Given task
Transcribe the material below exactly as it appears.

Material provided
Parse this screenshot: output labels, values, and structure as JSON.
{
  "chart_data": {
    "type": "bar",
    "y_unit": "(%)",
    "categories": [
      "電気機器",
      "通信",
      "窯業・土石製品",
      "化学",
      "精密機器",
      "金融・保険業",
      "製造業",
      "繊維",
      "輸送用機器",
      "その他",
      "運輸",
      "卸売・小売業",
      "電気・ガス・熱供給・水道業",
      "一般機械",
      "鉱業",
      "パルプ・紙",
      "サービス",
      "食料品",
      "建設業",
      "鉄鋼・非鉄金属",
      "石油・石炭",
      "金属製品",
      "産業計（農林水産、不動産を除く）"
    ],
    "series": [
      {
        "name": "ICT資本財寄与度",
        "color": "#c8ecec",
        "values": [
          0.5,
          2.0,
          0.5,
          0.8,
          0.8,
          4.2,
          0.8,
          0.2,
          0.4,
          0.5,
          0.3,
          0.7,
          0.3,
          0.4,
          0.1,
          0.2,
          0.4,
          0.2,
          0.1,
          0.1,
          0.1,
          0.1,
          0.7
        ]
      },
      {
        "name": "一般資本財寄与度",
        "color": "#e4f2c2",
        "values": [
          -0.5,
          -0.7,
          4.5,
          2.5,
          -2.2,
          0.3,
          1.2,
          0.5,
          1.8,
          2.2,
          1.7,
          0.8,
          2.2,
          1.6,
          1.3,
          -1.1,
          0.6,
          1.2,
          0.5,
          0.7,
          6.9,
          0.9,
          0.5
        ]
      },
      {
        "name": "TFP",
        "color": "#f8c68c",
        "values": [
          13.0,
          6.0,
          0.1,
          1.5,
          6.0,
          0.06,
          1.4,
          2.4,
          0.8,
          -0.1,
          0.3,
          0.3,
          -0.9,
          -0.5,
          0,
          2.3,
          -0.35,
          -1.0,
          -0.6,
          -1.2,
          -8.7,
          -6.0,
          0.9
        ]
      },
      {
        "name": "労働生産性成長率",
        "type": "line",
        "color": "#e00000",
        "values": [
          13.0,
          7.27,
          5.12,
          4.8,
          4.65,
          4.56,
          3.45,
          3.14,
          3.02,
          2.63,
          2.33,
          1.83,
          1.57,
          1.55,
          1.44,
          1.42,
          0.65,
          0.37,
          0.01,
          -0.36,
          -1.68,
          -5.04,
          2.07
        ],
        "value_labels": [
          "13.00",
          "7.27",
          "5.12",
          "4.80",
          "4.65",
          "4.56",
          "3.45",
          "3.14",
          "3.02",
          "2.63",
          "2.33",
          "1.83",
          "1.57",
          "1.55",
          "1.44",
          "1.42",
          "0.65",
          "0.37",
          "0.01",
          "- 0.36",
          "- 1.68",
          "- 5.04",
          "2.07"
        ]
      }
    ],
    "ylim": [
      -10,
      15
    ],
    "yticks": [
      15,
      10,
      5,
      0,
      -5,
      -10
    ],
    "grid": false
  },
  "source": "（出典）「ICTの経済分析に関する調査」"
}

Task answer
Parse this screenshot: output labels, values, and structure as JSON.
{
  "chart_data": {
    "type": "bar",
    "y_unit": "(%)",
    "categories": [
      "電気機器",
      "通信",
      "窯業・土石製品",
      "化学",
      "精密機器",
      "金融・保険業",
      "製造業",
      "繊維",
      "輸送用機器",
      "その他",
      "運輸",
      "卸売・小売業",
      "電気・ガス・熱供給・水道業",
      "一般機械",
      "鉱業",
      "パルプ・紙",
      "サービス",
      "食料品",
      "建設業",
      "鉄鋼・非鉄金属",
      "石油・石炭",
      "金属製品",
      "産業計（農林水産、不動産を除く）"
    ],
    "series": [
      {
        "name": "ICT資本財寄与度",
        "color": "#c8ecec",
        "values": [
          0.5,
          2.0,
          0.5,
          0.8,
          0.8,
          4.2,
          0.8,
          0.2,
          0.4,
          0.5,
          0.3,
          0.7,
          0.3,
          0.4,
          0.1,
          0.2,
          0.4,
          0.2,
          0.1,
          0.1,
          0.1,
          0.1,
          0.7
        ]
      },
      {
        "name": "一般資本財寄与度",
        "color": "#e4f2c2",
        "values": [
          -0.5,
          -0.7,
          4.5,
          2.5,
          -2.2,
          0.3,
          1.2,
          0.5,
          1.8,
          2.2,
          1.7,
          0.8,
          2.2,
          1.6,
          1.3,
          -1.1,
          0.6,
          1.2,
          0.5,
          0.7,
          6.9,
          0.9,
          0.5
        ]
      },
      {
        "name": "TFP",
        "color": "#f8c68c",
        "values": [
          13.0,
          6.0,
          0.1,
          1.5,
          6.0,
          0.06,
          1.4,
          2.4,
          0.8,
          -0.1,
          0.3,
          0.3,
          -0.9,
          -0.5,
          0,
          2.3,
          -0.35,
          -1.0,
          -0.6,
          -1.2,
          -8.7,
          -6.0,
          0.9
        ]
      },
      {
        "name": "労働生産性成長率",
        "type": "line",
        "color": "#e00000",
        "values": [
          13.0,
          7.27,
          5.12,
          4.8,
          4.65,
          4.56,
          3.45,
          3.14,
          3.02,
          2.63,
          2.33,
          1.83,
          1.57,
          1.55,
          1.44,
          1.42,
          0.65,
          0.37,
          0.01,
          -0.36,
          -1.68,
          -5.04,
          2.07
        ],
        "value_labels": [
          "13.00",
          "7.27",
          "5.12",
          "4.80",
          "4.65",
          "4.56",
          "3.45",
          "3.14",
          "3.02",
          "2.63",
          "2.33",
          "1.83",
          "1.57",
          "1.55",
          "1.44",
          "1.42",
          "0.65",
          "0.37",
          "0.01",
          "- 0.36",
          "- 1.68",
          "- 5.04",
          "2.07"
        ]
      }
    ],
    "ylim": [
      -10,
      15
    ],
    "yticks": [
      15,
      10,
      5,
      0,
      -5,
      -10
    ],
    "grid": false
  },
  "source": "（出典）「ICTの経済分析に関する調査」"
}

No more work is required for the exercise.